Find the lines with "role" in them and copy them out.

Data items
# # #
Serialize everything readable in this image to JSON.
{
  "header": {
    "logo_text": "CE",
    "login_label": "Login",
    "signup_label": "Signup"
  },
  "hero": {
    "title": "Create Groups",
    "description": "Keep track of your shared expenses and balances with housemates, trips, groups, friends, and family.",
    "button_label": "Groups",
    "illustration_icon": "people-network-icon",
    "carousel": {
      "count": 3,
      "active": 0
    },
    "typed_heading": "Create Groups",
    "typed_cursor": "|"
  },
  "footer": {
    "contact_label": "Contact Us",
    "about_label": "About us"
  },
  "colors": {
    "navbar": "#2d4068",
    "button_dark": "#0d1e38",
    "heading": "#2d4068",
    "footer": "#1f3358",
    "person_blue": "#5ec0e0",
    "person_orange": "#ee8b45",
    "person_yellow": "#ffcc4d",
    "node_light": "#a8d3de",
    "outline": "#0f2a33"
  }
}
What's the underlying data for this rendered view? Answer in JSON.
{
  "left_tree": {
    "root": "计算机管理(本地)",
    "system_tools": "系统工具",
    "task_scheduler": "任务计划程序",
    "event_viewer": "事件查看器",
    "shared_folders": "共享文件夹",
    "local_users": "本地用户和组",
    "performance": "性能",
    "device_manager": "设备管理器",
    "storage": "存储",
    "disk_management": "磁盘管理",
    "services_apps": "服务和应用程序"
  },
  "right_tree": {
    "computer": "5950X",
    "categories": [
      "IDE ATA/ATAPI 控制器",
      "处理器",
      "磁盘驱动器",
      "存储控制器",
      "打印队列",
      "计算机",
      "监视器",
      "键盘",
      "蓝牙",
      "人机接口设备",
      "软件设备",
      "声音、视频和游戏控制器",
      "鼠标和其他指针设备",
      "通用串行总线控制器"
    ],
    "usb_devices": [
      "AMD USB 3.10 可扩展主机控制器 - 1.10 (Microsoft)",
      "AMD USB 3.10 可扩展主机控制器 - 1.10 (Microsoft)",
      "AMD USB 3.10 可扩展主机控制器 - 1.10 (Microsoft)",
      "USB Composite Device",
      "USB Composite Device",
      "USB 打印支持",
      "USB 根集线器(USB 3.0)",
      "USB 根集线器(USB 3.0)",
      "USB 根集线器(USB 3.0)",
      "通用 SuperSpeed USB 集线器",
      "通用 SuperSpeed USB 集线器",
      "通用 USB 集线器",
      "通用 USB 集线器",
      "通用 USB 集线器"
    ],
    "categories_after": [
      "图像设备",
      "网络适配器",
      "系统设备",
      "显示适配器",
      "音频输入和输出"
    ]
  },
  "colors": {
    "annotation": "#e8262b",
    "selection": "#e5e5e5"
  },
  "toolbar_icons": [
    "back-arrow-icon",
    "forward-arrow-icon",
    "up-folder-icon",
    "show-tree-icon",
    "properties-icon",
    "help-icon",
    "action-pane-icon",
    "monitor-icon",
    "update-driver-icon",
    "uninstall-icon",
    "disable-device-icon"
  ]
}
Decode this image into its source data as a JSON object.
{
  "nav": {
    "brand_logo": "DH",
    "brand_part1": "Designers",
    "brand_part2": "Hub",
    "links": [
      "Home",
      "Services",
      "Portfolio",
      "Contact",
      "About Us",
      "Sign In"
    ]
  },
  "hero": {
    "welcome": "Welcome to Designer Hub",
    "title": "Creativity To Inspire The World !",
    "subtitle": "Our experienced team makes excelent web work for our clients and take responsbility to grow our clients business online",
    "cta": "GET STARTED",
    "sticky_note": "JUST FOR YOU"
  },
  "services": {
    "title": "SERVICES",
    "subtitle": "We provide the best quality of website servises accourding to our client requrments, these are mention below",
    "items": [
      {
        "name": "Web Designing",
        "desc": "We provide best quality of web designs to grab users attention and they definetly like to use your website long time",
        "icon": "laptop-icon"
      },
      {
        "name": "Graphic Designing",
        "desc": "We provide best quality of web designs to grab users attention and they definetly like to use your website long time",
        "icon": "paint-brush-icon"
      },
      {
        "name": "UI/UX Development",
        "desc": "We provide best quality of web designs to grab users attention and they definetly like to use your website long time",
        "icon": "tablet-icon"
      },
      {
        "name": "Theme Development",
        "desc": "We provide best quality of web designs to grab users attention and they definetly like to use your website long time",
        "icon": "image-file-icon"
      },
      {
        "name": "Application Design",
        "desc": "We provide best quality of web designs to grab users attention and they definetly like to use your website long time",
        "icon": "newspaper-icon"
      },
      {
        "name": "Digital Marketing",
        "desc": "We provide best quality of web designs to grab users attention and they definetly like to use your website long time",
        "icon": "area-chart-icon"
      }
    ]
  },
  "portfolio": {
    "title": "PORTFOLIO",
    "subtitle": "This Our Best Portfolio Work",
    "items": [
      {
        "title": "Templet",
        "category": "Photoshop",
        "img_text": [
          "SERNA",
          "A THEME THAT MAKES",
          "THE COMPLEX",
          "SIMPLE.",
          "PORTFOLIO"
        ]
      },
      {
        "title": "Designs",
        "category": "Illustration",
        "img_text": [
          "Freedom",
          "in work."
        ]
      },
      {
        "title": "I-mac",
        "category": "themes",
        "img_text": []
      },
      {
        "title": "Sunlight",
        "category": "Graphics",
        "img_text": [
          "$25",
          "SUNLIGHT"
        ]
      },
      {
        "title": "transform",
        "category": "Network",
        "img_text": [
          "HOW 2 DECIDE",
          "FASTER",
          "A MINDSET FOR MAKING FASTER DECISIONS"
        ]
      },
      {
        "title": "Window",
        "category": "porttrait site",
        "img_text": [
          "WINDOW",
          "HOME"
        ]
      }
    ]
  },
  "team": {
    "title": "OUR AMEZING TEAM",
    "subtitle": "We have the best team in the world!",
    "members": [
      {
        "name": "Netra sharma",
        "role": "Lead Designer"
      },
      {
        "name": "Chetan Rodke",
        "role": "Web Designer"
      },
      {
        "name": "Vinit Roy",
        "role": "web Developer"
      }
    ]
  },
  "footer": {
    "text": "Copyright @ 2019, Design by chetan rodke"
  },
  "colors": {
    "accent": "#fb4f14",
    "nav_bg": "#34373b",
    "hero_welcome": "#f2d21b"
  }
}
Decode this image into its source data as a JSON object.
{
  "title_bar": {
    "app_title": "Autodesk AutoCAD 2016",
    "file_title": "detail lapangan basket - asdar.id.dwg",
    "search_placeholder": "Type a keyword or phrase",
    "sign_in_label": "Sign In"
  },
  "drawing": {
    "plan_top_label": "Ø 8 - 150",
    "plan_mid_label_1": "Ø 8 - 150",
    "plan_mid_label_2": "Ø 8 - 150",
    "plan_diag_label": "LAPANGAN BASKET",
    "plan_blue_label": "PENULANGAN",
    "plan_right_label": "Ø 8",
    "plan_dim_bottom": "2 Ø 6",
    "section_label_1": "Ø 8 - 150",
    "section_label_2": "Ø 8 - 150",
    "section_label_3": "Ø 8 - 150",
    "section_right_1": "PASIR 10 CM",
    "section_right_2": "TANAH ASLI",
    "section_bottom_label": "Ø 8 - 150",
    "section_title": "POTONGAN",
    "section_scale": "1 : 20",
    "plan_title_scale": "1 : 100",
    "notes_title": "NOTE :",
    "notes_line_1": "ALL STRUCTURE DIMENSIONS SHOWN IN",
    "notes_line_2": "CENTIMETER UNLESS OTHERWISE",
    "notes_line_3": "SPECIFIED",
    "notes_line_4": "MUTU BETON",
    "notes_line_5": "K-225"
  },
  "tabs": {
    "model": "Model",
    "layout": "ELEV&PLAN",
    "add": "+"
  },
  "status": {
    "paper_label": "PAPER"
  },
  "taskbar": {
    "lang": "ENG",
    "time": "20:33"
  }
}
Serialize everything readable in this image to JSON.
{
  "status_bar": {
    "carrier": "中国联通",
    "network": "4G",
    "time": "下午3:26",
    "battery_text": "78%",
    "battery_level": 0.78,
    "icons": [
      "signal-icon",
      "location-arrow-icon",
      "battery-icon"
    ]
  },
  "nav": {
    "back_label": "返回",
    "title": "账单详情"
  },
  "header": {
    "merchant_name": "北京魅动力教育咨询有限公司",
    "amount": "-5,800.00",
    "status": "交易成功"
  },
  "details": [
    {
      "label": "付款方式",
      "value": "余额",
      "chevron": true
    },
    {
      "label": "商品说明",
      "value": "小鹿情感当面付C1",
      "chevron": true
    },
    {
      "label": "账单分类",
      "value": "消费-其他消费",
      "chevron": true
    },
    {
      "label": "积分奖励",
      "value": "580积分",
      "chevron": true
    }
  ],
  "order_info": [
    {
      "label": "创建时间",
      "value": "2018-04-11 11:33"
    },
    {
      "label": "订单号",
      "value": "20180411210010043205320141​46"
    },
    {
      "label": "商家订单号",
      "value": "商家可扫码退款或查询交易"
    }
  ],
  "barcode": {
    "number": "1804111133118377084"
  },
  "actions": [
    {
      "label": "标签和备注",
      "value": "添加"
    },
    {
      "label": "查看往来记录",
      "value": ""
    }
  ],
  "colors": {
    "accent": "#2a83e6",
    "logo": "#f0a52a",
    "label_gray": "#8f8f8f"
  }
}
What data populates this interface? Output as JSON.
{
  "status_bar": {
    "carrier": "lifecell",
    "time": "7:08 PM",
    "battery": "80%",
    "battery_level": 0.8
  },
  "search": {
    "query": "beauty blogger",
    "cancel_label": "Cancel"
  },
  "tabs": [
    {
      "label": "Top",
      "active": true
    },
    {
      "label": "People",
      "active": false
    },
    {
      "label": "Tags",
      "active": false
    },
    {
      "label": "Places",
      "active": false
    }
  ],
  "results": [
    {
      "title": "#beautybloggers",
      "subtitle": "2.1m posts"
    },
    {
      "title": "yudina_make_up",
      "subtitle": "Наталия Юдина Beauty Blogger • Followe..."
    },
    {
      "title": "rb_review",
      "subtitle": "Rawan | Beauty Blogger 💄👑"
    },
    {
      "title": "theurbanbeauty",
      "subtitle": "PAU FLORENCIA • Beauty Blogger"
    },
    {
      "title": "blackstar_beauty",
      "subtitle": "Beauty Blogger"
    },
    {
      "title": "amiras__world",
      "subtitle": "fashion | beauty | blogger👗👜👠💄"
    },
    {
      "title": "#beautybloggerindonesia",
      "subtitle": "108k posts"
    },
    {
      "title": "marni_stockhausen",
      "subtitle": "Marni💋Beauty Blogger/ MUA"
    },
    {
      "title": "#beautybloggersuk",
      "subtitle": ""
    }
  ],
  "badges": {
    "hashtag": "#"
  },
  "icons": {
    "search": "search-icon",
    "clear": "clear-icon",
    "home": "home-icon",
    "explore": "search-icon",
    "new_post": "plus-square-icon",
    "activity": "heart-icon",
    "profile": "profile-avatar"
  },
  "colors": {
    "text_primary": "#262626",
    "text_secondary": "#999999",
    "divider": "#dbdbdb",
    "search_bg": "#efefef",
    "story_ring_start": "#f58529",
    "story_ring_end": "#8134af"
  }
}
# # #
• Correct result:
        "role": "Lead Designer"
        "role": "Web Designer"
        "role": "web Developer"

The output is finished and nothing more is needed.